## Start

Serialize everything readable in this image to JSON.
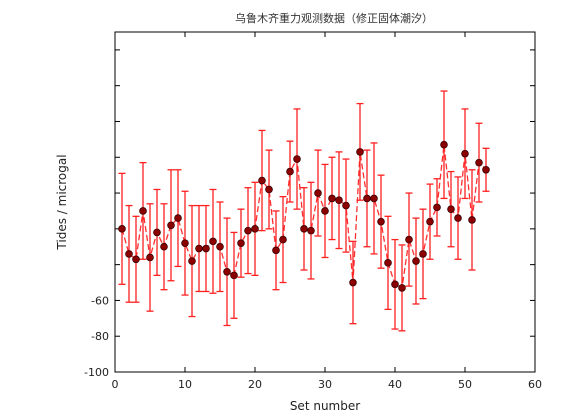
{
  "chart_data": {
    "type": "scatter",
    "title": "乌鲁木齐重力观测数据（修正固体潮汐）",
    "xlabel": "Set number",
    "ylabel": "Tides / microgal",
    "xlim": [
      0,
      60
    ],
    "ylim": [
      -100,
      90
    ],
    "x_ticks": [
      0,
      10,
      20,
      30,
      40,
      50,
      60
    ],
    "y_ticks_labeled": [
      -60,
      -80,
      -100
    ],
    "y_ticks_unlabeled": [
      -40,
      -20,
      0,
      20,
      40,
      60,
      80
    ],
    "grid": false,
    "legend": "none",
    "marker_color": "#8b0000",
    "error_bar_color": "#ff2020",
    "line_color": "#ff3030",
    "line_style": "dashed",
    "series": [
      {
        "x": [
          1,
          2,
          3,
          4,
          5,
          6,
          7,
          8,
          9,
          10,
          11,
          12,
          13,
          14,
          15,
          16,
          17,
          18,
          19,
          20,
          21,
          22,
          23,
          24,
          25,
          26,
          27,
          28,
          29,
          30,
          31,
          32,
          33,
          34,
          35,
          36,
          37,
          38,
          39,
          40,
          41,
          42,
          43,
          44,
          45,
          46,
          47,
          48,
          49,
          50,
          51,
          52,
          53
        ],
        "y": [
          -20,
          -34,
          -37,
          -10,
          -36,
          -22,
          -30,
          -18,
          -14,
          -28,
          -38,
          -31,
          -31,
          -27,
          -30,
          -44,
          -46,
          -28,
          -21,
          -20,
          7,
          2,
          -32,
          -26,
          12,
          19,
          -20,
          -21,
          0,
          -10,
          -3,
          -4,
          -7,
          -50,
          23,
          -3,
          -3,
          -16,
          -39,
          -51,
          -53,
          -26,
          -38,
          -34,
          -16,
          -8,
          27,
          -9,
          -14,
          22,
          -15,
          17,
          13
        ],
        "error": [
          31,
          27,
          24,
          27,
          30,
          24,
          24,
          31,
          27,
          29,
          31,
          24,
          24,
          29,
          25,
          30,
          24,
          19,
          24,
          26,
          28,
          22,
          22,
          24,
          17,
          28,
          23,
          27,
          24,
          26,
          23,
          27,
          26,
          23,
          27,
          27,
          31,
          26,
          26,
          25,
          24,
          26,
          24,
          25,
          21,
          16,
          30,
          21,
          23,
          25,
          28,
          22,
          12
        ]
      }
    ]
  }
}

## End

• TASK TO COMPLETE: In the copy, include all records verbatim but no images.

• EXERCISE SOLUTION:
Serialize everything readable in this image to JSON.
{
  "chart_data": {
    "type": "scatter",
    "title": "乌鲁木齐重力观测数据（修正固体潮汐）",
    "xlabel": "Set number",
    "ylabel": "Tides / microgal",
    "xlim": [
      0,
      60
    ],
    "ylim": [
      -100,
      90
    ],
    "x_ticks": [
      0,
      10,
      20,
      30,
      40,
      50,
      60
    ],
    "y_ticks_labeled": [
      -60,
      -80,
      -100
    ],
    "y_ticks_unlabeled": [
      -40,
      -20,
      0,
      20,
      40,
      60,
      80
    ],
    "grid": false,
    "legend": "none",
    "marker_color": "#8b0000",
    "error_bar_color": "#ff2020",
    "line_color": "#ff3030",
    "line_style": "dashed",
    "series": [
      {
        "x": [
          1,
          2,
          3,
          4,
          5,
          6,
          7,
          8,
          9,
          10,
          11,
          12,
          13,
          14,
          15,
          16,
          17,
          18,
          19,
          20,
          21,
          22,
          23,
          24,
          25,
          26,
          27,
          28,
          29,
          30,
          31,
          32,
          33,
          34,
          35,
          36,
          37,
          38,
          39,
          40,
          41,
          42,
          43,
          44,
          45,
          46,
          47,
          48,
          49,
          50,
          51,
          52,
          53
        ],
        "y": [
          -20,
          -34,
          -37,
          -10,
          -36,
          -22,
          -30,
          -18,
          -14,
          -28,
          -38,
          -31,
          -31,
          -27,
          -30,
          -44,
          -46,
          -28,
          -21,
          -20,
          7,
          2,
          -32,
          -26,
          12,
          19,
          -20,
          -21,
          0,
          -10,
          -3,
          -4,
          -7,
          -50,
          23,
          -3,
          -3,
          -16,
          -39,
          -51,
          -53,
          -26,
          -38,
          -34,
          -16,
          -8,
          27,
          -9,
          -14,
          22,
          -15,
          17,
          13
        ],
        "error": [
          31,
          27,
          24,
          27,
          30,
          24,
          24,
          31,
          27,
          29,
          31,
          24,
          24,
          29,
          25,
          30,
          24,
          19,
          24,
          26,
          28,
          22,
          22,
          24,
          17,
          28,
          23,
          27,
          24,
          26,
          23,
          27,
          26,
          23,
          27,
          27,
          31,
          26,
          26,
          25,
          24,
          26,
          24,
          25,
          21,
          16,
          30,
          21,
          23,
          25,
          28,
          22,
          12
        ]
      }
    ]
  }
}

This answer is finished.